DATA SUPPLIED
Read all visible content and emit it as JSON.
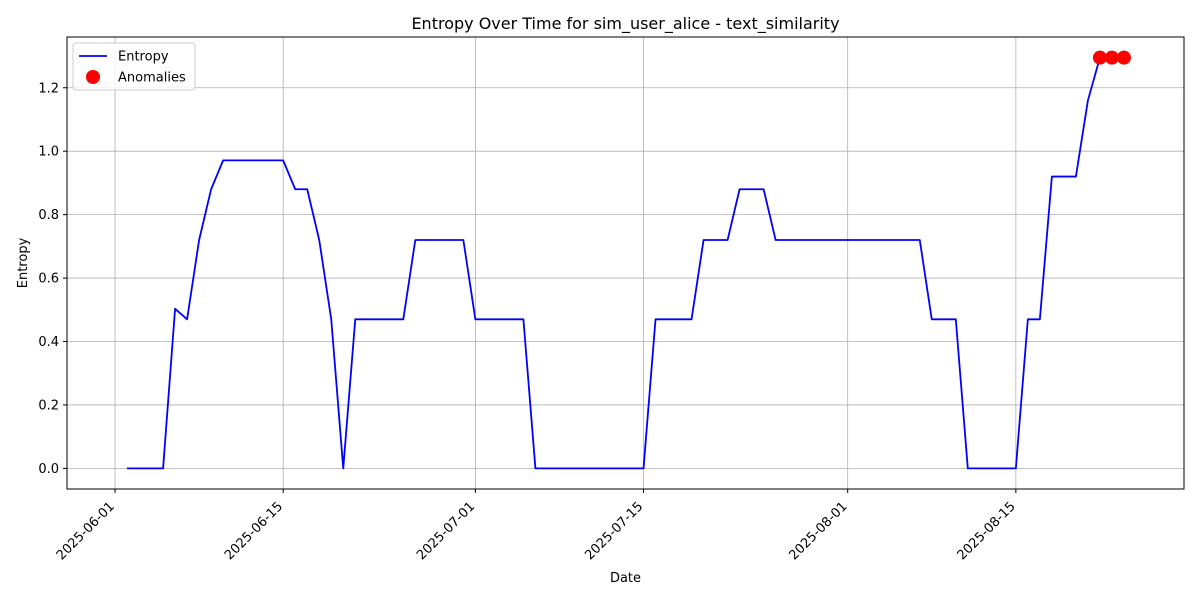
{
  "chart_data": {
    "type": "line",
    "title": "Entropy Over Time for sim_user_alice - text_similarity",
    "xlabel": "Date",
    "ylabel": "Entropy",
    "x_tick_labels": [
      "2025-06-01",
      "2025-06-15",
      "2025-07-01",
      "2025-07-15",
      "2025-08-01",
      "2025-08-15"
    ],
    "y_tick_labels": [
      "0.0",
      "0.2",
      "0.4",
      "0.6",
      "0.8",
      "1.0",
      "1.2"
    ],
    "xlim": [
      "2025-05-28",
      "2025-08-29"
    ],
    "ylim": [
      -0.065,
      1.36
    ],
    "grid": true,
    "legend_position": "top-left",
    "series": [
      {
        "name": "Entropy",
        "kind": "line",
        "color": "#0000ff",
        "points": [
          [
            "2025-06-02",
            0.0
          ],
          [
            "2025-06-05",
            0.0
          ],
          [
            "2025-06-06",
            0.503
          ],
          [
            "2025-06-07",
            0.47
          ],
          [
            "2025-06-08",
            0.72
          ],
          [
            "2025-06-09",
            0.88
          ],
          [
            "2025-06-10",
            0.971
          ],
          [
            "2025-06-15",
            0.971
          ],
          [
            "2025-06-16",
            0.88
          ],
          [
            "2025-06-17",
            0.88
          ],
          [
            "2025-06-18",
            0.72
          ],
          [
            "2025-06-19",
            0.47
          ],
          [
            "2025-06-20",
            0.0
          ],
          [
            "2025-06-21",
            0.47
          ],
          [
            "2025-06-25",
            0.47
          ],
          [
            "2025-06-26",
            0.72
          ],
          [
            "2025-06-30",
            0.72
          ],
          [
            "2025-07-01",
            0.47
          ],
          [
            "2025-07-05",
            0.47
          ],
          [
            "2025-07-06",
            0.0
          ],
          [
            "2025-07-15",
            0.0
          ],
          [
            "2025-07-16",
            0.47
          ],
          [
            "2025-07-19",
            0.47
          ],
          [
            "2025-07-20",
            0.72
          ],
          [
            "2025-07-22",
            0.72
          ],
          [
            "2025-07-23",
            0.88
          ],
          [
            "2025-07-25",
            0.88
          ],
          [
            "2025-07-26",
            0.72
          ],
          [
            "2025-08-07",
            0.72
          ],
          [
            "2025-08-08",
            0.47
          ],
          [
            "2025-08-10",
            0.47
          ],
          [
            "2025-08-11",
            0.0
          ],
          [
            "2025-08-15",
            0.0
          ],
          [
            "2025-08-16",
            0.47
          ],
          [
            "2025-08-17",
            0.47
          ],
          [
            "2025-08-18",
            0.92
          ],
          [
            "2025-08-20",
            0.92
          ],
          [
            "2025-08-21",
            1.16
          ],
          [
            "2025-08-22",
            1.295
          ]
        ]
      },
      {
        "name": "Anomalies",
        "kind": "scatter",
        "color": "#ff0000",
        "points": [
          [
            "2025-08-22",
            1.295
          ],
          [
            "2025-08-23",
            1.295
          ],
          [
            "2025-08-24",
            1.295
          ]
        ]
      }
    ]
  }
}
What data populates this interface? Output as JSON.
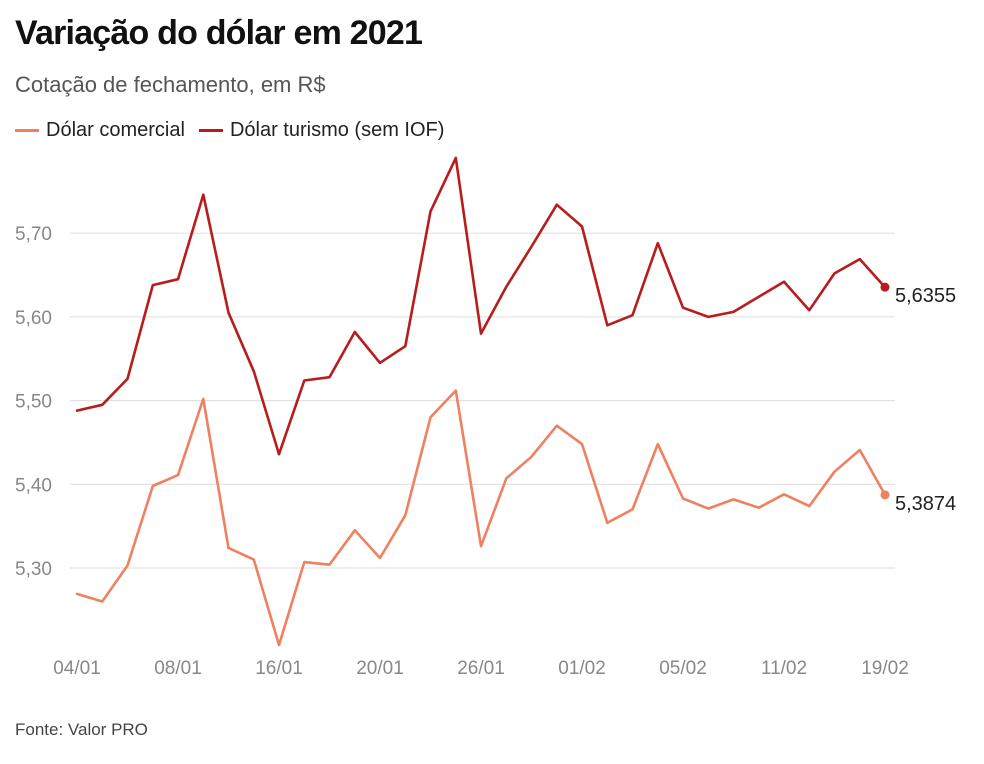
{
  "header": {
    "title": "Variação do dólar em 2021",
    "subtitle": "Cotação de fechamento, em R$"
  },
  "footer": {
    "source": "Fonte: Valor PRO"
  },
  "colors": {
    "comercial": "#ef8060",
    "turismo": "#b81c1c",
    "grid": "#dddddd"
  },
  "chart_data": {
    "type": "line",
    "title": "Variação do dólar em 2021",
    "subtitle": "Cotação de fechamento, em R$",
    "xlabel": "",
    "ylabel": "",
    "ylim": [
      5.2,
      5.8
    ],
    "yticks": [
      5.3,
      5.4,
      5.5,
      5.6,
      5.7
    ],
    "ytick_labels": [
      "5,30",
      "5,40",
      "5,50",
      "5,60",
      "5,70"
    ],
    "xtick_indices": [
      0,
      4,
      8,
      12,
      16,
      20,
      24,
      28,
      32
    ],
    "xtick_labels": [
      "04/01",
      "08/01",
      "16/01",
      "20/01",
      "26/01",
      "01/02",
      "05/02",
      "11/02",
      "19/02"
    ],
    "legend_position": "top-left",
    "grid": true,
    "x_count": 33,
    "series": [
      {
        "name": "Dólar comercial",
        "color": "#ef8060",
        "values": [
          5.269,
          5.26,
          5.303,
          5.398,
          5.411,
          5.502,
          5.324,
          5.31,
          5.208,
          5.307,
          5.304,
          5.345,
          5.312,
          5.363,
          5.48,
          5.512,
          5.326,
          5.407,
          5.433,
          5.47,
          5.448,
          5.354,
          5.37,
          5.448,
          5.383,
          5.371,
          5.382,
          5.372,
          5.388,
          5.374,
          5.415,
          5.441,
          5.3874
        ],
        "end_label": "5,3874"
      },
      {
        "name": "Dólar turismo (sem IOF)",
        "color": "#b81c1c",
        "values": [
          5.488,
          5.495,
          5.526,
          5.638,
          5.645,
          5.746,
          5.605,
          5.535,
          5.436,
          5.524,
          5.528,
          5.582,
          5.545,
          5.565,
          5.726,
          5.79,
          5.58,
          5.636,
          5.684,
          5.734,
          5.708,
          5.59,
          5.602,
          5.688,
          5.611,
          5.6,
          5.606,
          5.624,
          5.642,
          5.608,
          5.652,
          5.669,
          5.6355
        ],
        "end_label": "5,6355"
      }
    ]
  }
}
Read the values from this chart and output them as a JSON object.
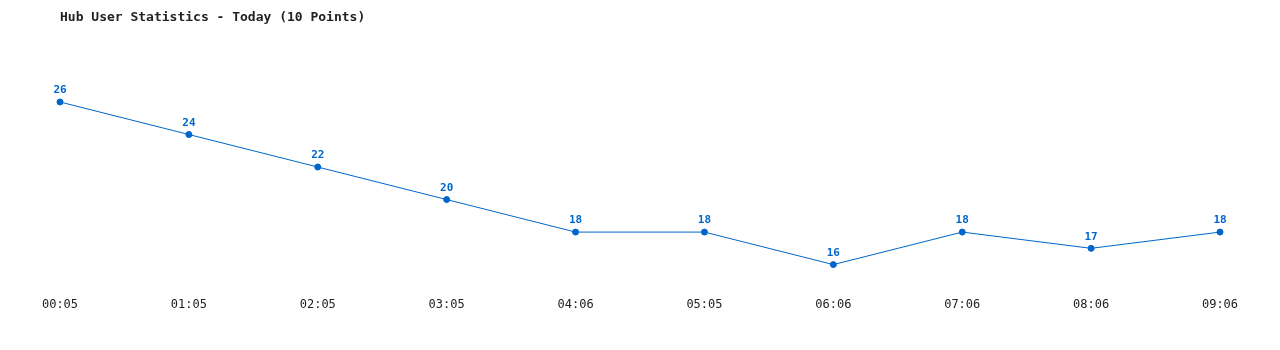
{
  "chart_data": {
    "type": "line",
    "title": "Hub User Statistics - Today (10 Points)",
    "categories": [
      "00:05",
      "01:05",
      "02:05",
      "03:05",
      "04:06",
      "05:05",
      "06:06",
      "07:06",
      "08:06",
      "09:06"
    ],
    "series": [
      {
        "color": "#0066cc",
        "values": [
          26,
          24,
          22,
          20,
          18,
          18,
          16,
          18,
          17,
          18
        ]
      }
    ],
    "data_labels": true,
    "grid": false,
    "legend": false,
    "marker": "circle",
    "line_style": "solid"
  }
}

TASK OBJECTIVE
Every line of the material is to be quoted exactly, with no pictures carried over.

TASK SOLUTION
Read all visible content and emit it as JSON.
{
  "chart_data": {
    "type": "line",
    "title": "Entropy Over Time for sim_user_alice - text_similarity",
    "xlabel": "Date",
    "ylabel": "Entropy",
    "x_tick_labels": [
      "2025-06-01",
      "2025-06-15",
      "2025-07-01",
      "2025-07-15",
      "2025-08-01",
      "2025-08-15"
    ],
    "y_tick_labels": [
      "0.0",
      "0.2",
      "0.4",
      "0.6",
      "0.8",
      "1.0",
      "1.2"
    ],
    "xlim": [
      "2025-05-28",
      "2025-08-29"
    ],
    "ylim": [
      -0.065,
      1.36
    ],
    "grid": true,
    "legend_position": "top-left",
    "series": [
      {
        "name": "Entropy",
        "kind": "line",
        "color": "#0000ff",
        "points": [
          [
            "2025-06-02",
            0.0
          ],
          [
            "2025-06-05",
            0.0
          ],
          [
            "2025-06-06",
            0.503
          ],
          [
            "2025-06-07",
            0.47
          ],
          [
            "2025-06-08",
            0.72
          ],
          [
            "2025-06-09",
            0.88
          ],
          [
            "2025-06-10",
            0.971
          ],
          [
            "2025-06-15",
            0.971
          ],
          [
            "2025-06-16",
            0.88
          ],
          [
            "2025-06-17",
            0.88
          ],
          [
            "2025-06-18",
            0.72
          ],
          [
            "2025-06-19",
            0.47
          ],
          [
            "2025-06-20",
            0.0
          ],
          [
            "2025-06-21",
            0.47
          ],
          [
            "2025-06-25",
            0.47
          ],
          [
            "2025-06-26",
            0.72
          ],
          [
            "2025-06-30",
            0.72
          ],
          [
            "2025-07-01",
            0.47
          ],
          [
            "2025-07-05",
            0.47
          ],
          [
            "2025-07-06",
            0.0
          ],
          [
            "2025-07-15",
            0.0
          ],
          [
            "2025-07-16",
            0.47
          ],
          [
            "2025-07-19",
            0.47
          ],
          [
            "2025-07-20",
            0.72
          ],
          [
            "2025-07-22",
            0.72
          ],
          [
            "2025-07-23",
            0.88
          ],
          [
            "2025-07-25",
            0.88
          ],
          [
            "2025-07-26",
            0.72
          ],
          [
            "2025-08-07",
            0.72
          ],
          [
            "2025-08-08",
            0.47
          ],
          [
            "2025-08-10",
            0.47
          ],
          [
            "2025-08-11",
            0.0
          ],
          [
            "2025-08-15",
            0.0
          ],
          [
            "2025-08-16",
            0.47
          ],
          [
            "2025-08-17",
            0.47
          ],
          [
            "2025-08-18",
            0.92
          ],
          [
            "2025-08-20",
            0.92
          ],
          [
            "2025-08-21",
            1.16
          ],
          [
            "2025-08-22",
            1.295
          ]
        ]
      },
      {
        "name": "Anomalies",
        "kind": "scatter",
        "color": "#ff0000",
        "points": [
          [
            "2025-08-22",
            1.295
          ],
          [
            "2025-08-23",
            1.295
          ],
          [
            "2025-08-24",
            1.295
          ]
        ]
      }
    ]
  }
}
What data populates this interface? Output as JSON.
{
  "header": {
    "title": "Variação do dólar em 2021",
    "subtitle": "Cotação de fechamento, em R$"
  },
  "footer": {
    "source": "Fonte: Valor PRO"
  },
  "colors": {
    "comercial": "#ef8060",
    "turismo": "#b81c1c",
    "grid": "#dddddd"
  },
  "chart_data": {
    "type": "line",
    "title": "Variação do dólar em 2021",
    "subtitle": "Cotação de fechamento, em R$",
    "xlabel": "",
    "ylabel": "",
    "ylim": [
      5.2,
      5.8
    ],
    "yticks": [
      5.3,
      5.4,
      5.5,
      5.6,
      5.7
    ],
    "ytick_labels": [
      "5,30",
      "5,40",
      "5,50",
      "5,60",
      "5,70"
    ],
    "xtick_indices": [
      0,
      4,
      8,
      12,
      16,
      20,
      24,
      28,
      32
    ],
    "xtick_labels": [
      "04/01",
      "08/01",
      "16/01",
      "20/01",
      "26/01",
      "01/02",
      "05/02",
      "11/02",
      "19/02"
    ],
    "legend_position": "top-left",
    "grid": true,
    "x_count": 33,
    "series": [
      {
        "name": "Dólar comercial",
        "color": "#ef8060",
        "values": [
          5.269,
          5.26,
          5.303,
          5.398,
          5.411,
          5.502,
          5.324,
          5.31,
          5.208,
          5.307,
          5.304,
          5.345,
          5.312,
          5.363,
          5.48,
          5.512,
          5.326,
          5.407,
          5.433,
          5.47,
          5.448,
          5.354,
          5.37,
          5.448,
          5.383,
          5.371,
          5.382,
          5.372,
          5.388,
          5.374,
          5.415,
          5.441,
          5.3874
        ],
        "end_label": "5,3874"
      },
      {
        "name": "Dólar turismo (sem IOF)",
        "color": "#b81c1c",
        "values": [
          5.488,
          5.495,
          5.526,
          5.638,
          5.645,
          5.746,
          5.605,
          5.535,
          5.436,
          5.524,
          5.528,
          5.582,
          5.545,
          5.565,
          5.726,
          5.79,
          5.58,
          5.636,
          5.684,
          5.734,
          5.708,
          5.59,
          5.602,
          5.688,
          5.611,
          5.6,
          5.606,
          5.624,
          5.642,
          5.608,
          5.652,
          5.669,
          5.6355
        ],
        "end_label": "5,6355"
      }
    ]
  }
}
Read the values from this chart and output them as a JSON object.
{
  "chart_data": {
    "type": "line",
    "title": "Hub User Statistics - Today (10 Points)",
    "categories": [
      "00:05",
      "01:05",
      "02:05",
      "03:05",
      "04:06",
      "05:05",
      "06:06",
      "07:06",
      "08:06",
      "09:06"
    ],
    "series": [
      {
        "color": "#0066cc",
        "values": [
          26,
          24,
          22,
          20,
          18,
          18,
          16,
          18,
          17,
          18
        ]
      }
    ],
    "data_labels": true,
    "grid": false,
    "legend": false,
    "marker": "circle",
    "line_style": "solid"
  }
}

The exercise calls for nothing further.